### WHAT YOU WILL DO
Reply with one number: how many lines contain the word "content".

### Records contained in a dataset
* * * *

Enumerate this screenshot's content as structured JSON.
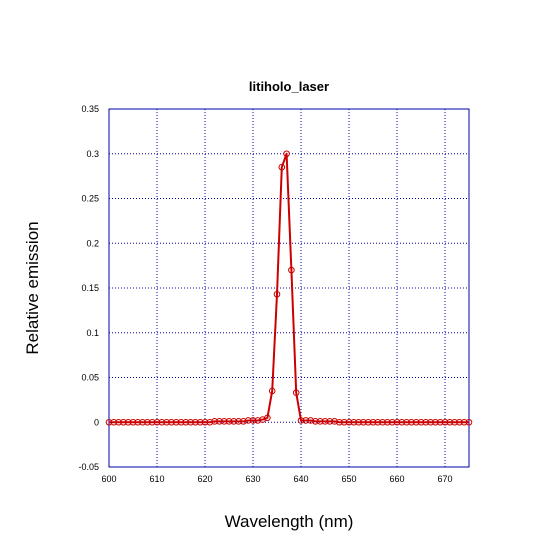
{
  "chart_data": {
    "type": "line",
    "title": "litiholo_laser",
    "xlabel": "Wavelength (nm)",
    "ylabel": "Relative emission",
    "xlim": [
      600,
      675
    ],
    "ylim": [
      -0.05,
      0.35
    ],
    "x_ticks": [
      600,
      610,
      620,
      630,
      640,
      650,
      660,
      670
    ],
    "x_tick_labels": [
      "600",
      "610",
      "620",
      "630",
      "640",
      "650",
      "660",
      "670"
    ],
    "y_ticks": [
      -0.05,
      0,
      0.05,
      0.1,
      0.15,
      0.2,
      0.25,
      0.3,
      0.35
    ],
    "y_tick_labels": [
      "-0.05",
      "0",
      "0.05",
      "0.1",
      "0.15",
      "0.2",
      "0.25",
      "0.3",
      "0.35"
    ],
    "grid": true,
    "colors": {
      "line": "#cc0000",
      "markers": "#cc0000",
      "grid": "#0000aa",
      "frame": "#0000aa"
    },
    "series": [
      {
        "marker": "open-circle",
        "x": [
          600,
          601,
          602,
          603,
          604,
          605,
          606,
          607,
          608,
          609,
          610,
          611,
          612,
          613,
          614,
          615,
          616,
          617,
          618,
          619,
          620,
          621,
          622,
          623,
          624,
          625,
          626,
          627,
          628,
          629,
          630,
          631,
          632,
          633,
          634,
          635,
          636,
          637,
          638,
          639,
          640,
          641,
          642,
          643,
          644,
          645,
          646,
          647,
          648,
          649,
          650,
          651,
          652,
          653,
          654,
          655,
          656,
          657,
          658,
          659,
          660,
          661,
          662,
          663,
          664,
          665,
          666,
          667,
          668,
          669,
          670,
          671,
          672,
          673,
          674,
          675
        ],
        "y": [
          0,
          0,
          0,
          0,
          0,
          0,
          0,
          0,
          0,
          0,
          0,
          0,
          0,
          0,
          0,
          0,
          0,
          0,
          0,
          0,
          0,
          0,
          0.001,
          0.001,
          0.001,
          0.001,
          0.001,
          0.001,
          0.001,
          0.002,
          0.002,
          0.002,
          0.003,
          0.005,
          0.035,
          0.143,
          0.285,
          0.3,
          0.17,
          0.033,
          0.002,
          0.002,
          0.002,
          0.001,
          0.001,
          0.001,
          0.001,
          0.001,
          0,
          0,
          0,
          0,
          0,
          0,
          0,
          0,
          0,
          0,
          0,
          0,
          0,
          0,
          0,
          0,
          0,
          0,
          0,
          0,
          0,
          0,
          0,
          0,
          0,
          0,
          0,
          0
        ]
      }
    ]
  }
}
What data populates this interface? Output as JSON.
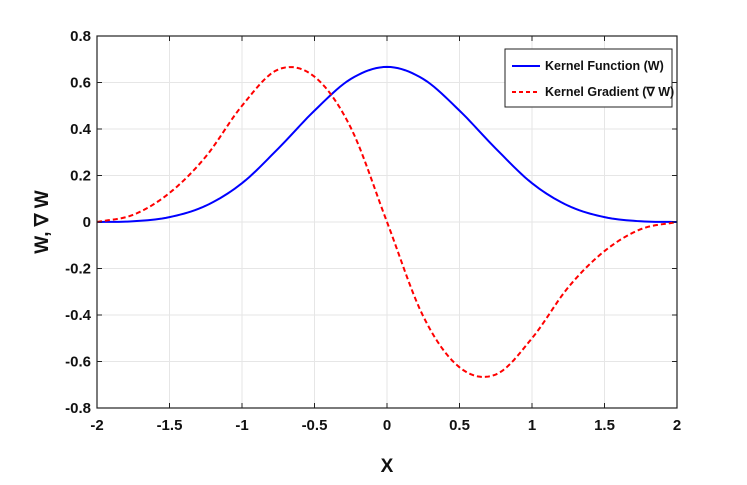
{
  "chart_data": {
    "type": "line",
    "title": "",
    "xlabel": "X",
    "ylabel": "W,  ∇ W",
    "xlim": [
      -2,
      2
    ],
    "ylim": [
      -0.8,
      0.8
    ],
    "xticks": [
      -2,
      -1.5,
      -1,
      -0.5,
      0,
      0.5,
      1,
      1.5,
      2
    ],
    "yticks": [
      -0.8,
      -0.6,
      -0.4,
      -0.2,
      0,
      0.2,
      0.4,
      0.6,
      0.8
    ],
    "xtick_labels": [
      "-2",
      "-1.5",
      "-1",
      "-0.5",
      "0",
      "0.5",
      "1",
      "1.5",
      "2"
    ],
    "ytick_labels": [
      "-0.8",
      "-0.6",
      "-0.4",
      "-0.2",
      "0",
      "0.2",
      "0.4",
      "0.6",
      "0.8"
    ],
    "grid": true,
    "legend_position": "top-right",
    "series": [
      {
        "name": "Kernel Function (W)",
        "style": "solid",
        "color": "#0000ff",
        "x": [
          -2,
          -1.75,
          -1.5,
          -1.25,
          -1,
          -0.75,
          -0.5,
          -0.25,
          0,
          0.25,
          0.5,
          0.75,
          1,
          1.25,
          1.5,
          1.75,
          2
        ],
        "y": [
          0,
          0.003,
          0.021,
          0.07,
          0.167,
          0.316,
          0.479,
          0.615,
          0.667,
          0.615,
          0.479,
          0.316,
          0.167,
          0.07,
          0.021,
          0.003,
          0
        ]
      },
      {
        "name": "Kernel Gradient (∇ W)",
        "style": "dashed",
        "color": "#ff0000",
        "x": [
          -2,
          -1.75,
          -1.5,
          -1.25,
          -1,
          -0.75,
          -0.5,
          -0.25,
          0,
          0.25,
          0.5,
          0.75,
          1,
          1.25,
          1.5,
          1.75,
          2
        ],
        "y": [
          0,
          0.031,
          0.125,
          0.281,
          0.5,
          0.656,
          0.625,
          0.406,
          0,
          -0.406,
          -0.625,
          -0.656,
          -0.5,
          -0.281,
          -0.125,
          -0.031,
          0
        ]
      }
    ]
  }
}
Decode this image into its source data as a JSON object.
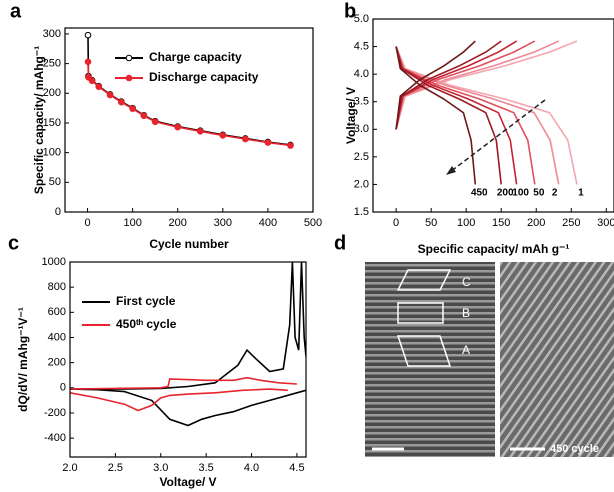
{
  "chart_data": [
    {
      "type": "line",
      "panel": "a",
      "xlabel": "Cycle number",
      "ylabel": "Specific capacity/ mAhg⁻¹",
      "xlim": [
        -50,
        500
      ],
      "ylim": [
        0,
        310
      ],
      "xticks": [
        0,
        100,
        200,
        300,
        400,
        500
      ],
      "yticks": [
        0,
        50,
        100,
        150,
        200,
        250,
        300
      ],
      "series": [
        {
          "name": "Charge capacity",
          "color": "#000000",
          "marker": "open-circle",
          "x": [
            1,
            2,
            10,
            25,
            50,
            75,
            100,
            125,
            150,
            200,
            250,
            300,
            350,
            400,
            450
          ],
          "values": [
            298,
            229,
            222,
            212,
            198,
            186,
            175,
            163,
            153,
            144,
            137,
            130,
            124,
            118,
            113
          ]
        },
        {
          "name": "Discharge capacity",
          "color": "#e8242c",
          "marker": "circle",
          "x": [
            1,
            2,
            10,
            25,
            50,
            75,
            100,
            125,
            150,
            200,
            250,
            300,
            350,
            400,
            450
          ],
          "values": [
            253,
            227,
            221,
            211,
            197,
            185,
            174,
            162,
            152,
            143,
            136,
            129,
            123,
            117,
            112
          ]
        }
      ]
    },
    {
      "type": "line",
      "panel": "b",
      "xlabel": "Specific capacity/ mAh g⁻¹",
      "ylabel": "Voltage/ V",
      "xlim": [
        -33,
        311
      ],
      "ylim": [
        1.5,
        5.0
      ],
      "xticks": [
        0,
        50,
        100,
        150,
        200,
        250,
        300
      ],
      "yticks": [
        1.5,
        {
          "value": 2.0,
          "label": "2.0"
        },
        2.5,
        {
          "value": 3.0,
          "label": "3.0"
        },
        3.5,
        {
          "value": 4.0,
          "label": "4.0"
        },
        4.5,
        {
          "value": 5.0,
          "label": "5.0"
        }
      ],
      "series": [
        {
          "name": "1",
          "color": "#f4a6b0",
          "x": [
            0,
            13,
            77,
            155,
            219,
            258,
            null,
            0,
            13,
            77,
            155,
            219,
            245,
            258
          ],
          "values": [
            3.0,
            3.6,
            3.9,
            4.15,
            4.4,
            4.6,
            null,
            4.5,
            4.1,
            3.8,
            3.55,
            3.3,
            2.8,
            2.0
          ]
        },
        {
          "name": "2",
          "color": "#ee8a96",
          "x": [
            0,
            12,
            70,
            139,
            197,
            232,
            null,
            0,
            12,
            70,
            139,
            197,
            220,
            232
          ],
          "values": [
            3.0,
            3.6,
            3.9,
            4.15,
            4.4,
            4.6,
            null,
            4.5,
            4.1,
            3.8,
            3.55,
            3.3,
            2.8,
            2.0
          ]
        },
        {
          "name": "50",
          "color": "#e0505e",
          "x": [
            0,
            10,
            59,
            119,
            168,
            198,
            null,
            0,
            10,
            59,
            119,
            168,
            188,
            198
          ],
          "values": [
            3.0,
            3.6,
            3.9,
            4.15,
            4.4,
            4.6,
            null,
            4.5,
            4.1,
            3.8,
            3.55,
            3.3,
            2.8,
            2.0
          ]
        },
        {
          "name": "100",
          "color": "#c82232",
          "x": [
            0,
            9,
            52,
            103,
            146,
            172,
            null,
            0,
            9,
            52,
            103,
            146,
            163,
            172
          ],
          "values": [
            3.0,
            3.6,
            3.9,
            4.15,
            4.4,
            4.6,
            null,
            4.5,
            4.1,
            3.8,
            3.55,
            3.3,
            2.8,
            2.0
          ]
        },
        {
          "name": "200",
          "color": "#9c1a22",
          "x": [
            0,
            8,
            45,
            90,
            128,
            150,
            null,
            0,
            8,
            45,
            90,
            128,
            143,
            150
          ],
          "values": [
            3.0,
            3.6,
            3.9,
            4.15,
            4.4,
            4.6,
            null,
            4.5,
            4.1,
            3.8,
            3.55,
            3.3,
            2.8,
            2.0
          ]
        },
        {
          "name": "450",
          "color": "#6e1818",
          "x": [
            0,
            6,
            34,
            68,
            96,
            113,
            null,
            0,
            6,
            34,
            68,
            96,
            107,
            113
          ],
          "values": [
            3.0,
            3.6,
            3.9,
            4.15,
            4.4,
            4.6,
            null,
            4.5,
            4.1,
            3.8,
            3.55,
            3.3,
            2.8,
            2.0
          ]
        }
      ]
    },
    {
      "type": "line",
      "panel": "c",
      "xlabel": "Voltage/ V",
      "ylabel": "dQ/dV/ mAhg⁻¹V⁻¹",
      "xlim": [
        2.0,
        4.6
      ],
      "ylim": [
        -550,
        1000
      ],
      "xticks": [
        {
          "value": 2.0,
          "label": "2.0"
        },
        2.5,
        {
          "value": 3.0,
          "label": "3.0"
        },
        3.5,
        {
          "value": 4.0,
          "label": "4.0"
        },
        4.5
      ],
      "yticks": [
        -400,
        -200,
        0,
        200,
        400,
        600,
        800,
        1000
      ],
      "series": [
        {
          "name": "First cycle",
          "color": "#000000",
          "x": [
            2.0,
            2.5,
            3.0,
            3.3,
            3.6,
            3.85,
            3.95,
            4.05,
            4.2,
            4.35,
            4.42,
            4.45,
            4.48,
            4.52,
            4.55,
            4.58,
            4.6,
            null,
            4.6,
            4.5,
            4.3,
            4.0,
            3.8,
            3.6,
            3.45,
            3.3,
            3.1,
            2.9,
            2.6,
            2.3,
            2.0
          ],
          "values": [
            -10,
            -10,
            -5,
            10,
            40,
            180,
            300,
            230,
            130,
            150,
            500,
            1000,
            400,
            300,
            1000,
            400,
            250,
            null,
            -20,
            -40,
            -80,
            -140,
            -190,
            -220,
            -250,
            -300,
            -250,
            -100,
            -30,
            -15,
            -10
          ]
        },
        {
          "name": "450ᵗʰ cycle",
          "color": "#e8242c",
          "x": [
            2.0,
            2.5,
            3.0,
            3.08,
            3.1,
            3.5,
            3.8,
            3.95,
            4.1,
            4.3,
            4.5,
            null,
            4.4,
            4.2,
            3.9,
            3.6,
            3.3,
            3.1,
            3.0,
            2.9,
            2.75,
            2.6,
            2.3,
            2.0
          ],
          "values": [
            -10,
            -5,
            0,
            10,
            70,
            60,
            60,
            80,
            60,
            40,
            30,
            null,
            -20,
            -10,
            -20,
            -40,
            -50,
            -60,
            -80,
            -140,
            -180,
            -130,
            -80,
            -40
          ]
        }
      ]
    },
    {
      "type": "image",
      "panel": "d",
      "region_labels": [
        "C",
        "B",
        "A"
      ],
      "caption": "450 cycle"
    }
  ]
}
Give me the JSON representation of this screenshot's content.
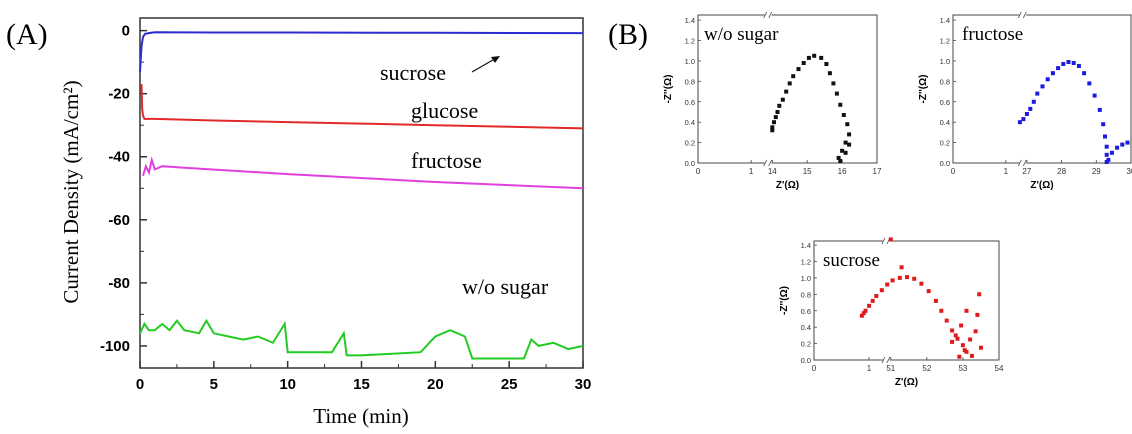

* * * *

### CORRECT RESULT
2